Records supplied —
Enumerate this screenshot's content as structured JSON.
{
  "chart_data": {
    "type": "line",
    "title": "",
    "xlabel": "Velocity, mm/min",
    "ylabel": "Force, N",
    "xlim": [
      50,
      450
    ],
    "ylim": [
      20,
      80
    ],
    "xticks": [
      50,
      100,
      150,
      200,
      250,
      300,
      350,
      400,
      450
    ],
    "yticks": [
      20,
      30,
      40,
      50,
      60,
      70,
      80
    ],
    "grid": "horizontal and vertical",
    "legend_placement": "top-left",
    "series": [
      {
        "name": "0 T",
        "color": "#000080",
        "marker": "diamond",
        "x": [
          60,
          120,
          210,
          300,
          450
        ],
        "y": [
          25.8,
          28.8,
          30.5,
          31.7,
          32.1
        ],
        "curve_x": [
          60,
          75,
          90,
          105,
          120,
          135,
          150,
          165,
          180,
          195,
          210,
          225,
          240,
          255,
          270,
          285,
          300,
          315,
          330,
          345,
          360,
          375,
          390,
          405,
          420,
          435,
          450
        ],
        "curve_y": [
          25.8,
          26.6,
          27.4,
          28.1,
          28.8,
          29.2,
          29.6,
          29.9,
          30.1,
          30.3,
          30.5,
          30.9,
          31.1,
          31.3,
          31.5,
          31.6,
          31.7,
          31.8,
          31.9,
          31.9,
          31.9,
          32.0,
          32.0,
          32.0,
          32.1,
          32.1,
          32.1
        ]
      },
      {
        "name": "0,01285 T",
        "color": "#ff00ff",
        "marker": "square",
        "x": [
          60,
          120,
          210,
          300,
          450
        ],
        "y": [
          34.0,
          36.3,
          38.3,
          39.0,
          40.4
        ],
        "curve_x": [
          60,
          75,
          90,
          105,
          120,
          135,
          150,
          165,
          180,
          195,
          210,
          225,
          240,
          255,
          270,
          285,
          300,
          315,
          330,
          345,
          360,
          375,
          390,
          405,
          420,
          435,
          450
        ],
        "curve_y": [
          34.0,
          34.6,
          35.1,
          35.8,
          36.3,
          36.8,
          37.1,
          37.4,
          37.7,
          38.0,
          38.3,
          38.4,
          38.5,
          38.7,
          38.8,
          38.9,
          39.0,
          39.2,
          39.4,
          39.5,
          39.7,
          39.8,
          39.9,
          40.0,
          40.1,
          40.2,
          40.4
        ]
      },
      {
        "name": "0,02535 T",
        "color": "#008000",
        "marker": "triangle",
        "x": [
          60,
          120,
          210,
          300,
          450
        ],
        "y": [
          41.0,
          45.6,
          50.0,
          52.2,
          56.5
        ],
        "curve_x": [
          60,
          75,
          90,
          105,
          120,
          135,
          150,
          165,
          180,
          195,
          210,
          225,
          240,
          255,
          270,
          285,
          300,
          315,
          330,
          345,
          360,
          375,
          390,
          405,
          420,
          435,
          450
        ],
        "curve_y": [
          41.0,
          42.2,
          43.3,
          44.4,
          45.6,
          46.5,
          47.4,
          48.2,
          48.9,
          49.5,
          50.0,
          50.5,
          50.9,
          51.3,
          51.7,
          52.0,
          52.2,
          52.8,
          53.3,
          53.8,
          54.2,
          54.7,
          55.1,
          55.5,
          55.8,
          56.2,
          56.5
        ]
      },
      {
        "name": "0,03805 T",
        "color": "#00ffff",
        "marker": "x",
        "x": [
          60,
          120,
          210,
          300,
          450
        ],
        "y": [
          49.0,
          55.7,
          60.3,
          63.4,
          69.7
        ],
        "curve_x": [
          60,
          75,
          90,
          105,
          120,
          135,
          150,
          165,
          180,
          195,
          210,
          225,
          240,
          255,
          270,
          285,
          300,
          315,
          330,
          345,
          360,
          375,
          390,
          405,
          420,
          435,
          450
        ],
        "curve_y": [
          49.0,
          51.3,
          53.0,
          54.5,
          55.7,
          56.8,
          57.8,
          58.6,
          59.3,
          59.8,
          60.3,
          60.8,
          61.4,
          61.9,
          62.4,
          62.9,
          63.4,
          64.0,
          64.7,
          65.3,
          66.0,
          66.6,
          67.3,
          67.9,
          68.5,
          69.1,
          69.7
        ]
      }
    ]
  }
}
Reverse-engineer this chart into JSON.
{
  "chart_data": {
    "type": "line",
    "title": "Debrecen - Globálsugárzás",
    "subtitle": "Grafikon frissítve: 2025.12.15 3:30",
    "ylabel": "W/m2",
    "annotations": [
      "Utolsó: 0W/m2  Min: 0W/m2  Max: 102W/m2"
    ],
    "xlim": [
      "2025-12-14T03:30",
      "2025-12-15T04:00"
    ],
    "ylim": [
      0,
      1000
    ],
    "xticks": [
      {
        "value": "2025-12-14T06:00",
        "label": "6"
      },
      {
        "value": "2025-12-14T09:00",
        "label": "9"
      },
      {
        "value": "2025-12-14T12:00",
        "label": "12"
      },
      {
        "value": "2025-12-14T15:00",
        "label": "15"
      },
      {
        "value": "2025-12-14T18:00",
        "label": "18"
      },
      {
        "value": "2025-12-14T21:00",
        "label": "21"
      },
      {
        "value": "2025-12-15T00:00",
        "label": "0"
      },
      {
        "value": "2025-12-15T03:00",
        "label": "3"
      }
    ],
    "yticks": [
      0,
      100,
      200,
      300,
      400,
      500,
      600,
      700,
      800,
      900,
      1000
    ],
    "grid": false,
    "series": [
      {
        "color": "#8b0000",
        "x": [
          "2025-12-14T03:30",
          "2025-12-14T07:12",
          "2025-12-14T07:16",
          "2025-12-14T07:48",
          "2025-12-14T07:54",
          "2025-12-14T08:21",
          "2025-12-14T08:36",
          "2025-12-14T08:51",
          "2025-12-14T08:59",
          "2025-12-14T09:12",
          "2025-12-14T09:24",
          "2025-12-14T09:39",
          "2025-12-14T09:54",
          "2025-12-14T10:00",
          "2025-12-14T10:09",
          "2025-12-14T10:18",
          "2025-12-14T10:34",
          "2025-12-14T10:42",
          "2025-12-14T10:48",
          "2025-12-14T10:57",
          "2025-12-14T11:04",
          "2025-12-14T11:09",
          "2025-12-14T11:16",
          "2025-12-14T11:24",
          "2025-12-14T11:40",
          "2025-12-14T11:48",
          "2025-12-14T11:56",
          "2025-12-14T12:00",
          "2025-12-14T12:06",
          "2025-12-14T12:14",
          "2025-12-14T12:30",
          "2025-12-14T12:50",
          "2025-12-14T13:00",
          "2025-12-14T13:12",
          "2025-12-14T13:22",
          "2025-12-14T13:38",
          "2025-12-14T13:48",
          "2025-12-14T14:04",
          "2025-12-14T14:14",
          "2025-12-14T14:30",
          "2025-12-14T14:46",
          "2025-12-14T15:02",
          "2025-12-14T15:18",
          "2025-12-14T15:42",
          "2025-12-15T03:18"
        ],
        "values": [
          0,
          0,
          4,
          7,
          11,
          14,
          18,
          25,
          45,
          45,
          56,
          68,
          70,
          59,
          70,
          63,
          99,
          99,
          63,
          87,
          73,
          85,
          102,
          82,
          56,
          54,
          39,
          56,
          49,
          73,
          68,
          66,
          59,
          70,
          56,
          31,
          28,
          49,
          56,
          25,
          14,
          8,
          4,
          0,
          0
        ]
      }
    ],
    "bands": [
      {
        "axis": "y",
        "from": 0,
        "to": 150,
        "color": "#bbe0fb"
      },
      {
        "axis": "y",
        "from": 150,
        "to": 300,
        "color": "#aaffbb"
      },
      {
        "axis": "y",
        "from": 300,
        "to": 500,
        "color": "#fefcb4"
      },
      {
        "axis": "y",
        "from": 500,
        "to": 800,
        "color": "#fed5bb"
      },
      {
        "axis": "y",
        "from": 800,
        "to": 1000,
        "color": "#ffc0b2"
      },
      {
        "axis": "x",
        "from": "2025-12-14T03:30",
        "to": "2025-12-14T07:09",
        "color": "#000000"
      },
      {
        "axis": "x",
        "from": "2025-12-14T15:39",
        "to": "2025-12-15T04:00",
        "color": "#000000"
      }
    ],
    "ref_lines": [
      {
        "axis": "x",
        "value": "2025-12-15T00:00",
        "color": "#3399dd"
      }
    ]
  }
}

What the task requires —
Take every line that includes the string "grid" and copy it.

Exercise solution —
    "grid": "horizontal and vertical",
    "grid": false,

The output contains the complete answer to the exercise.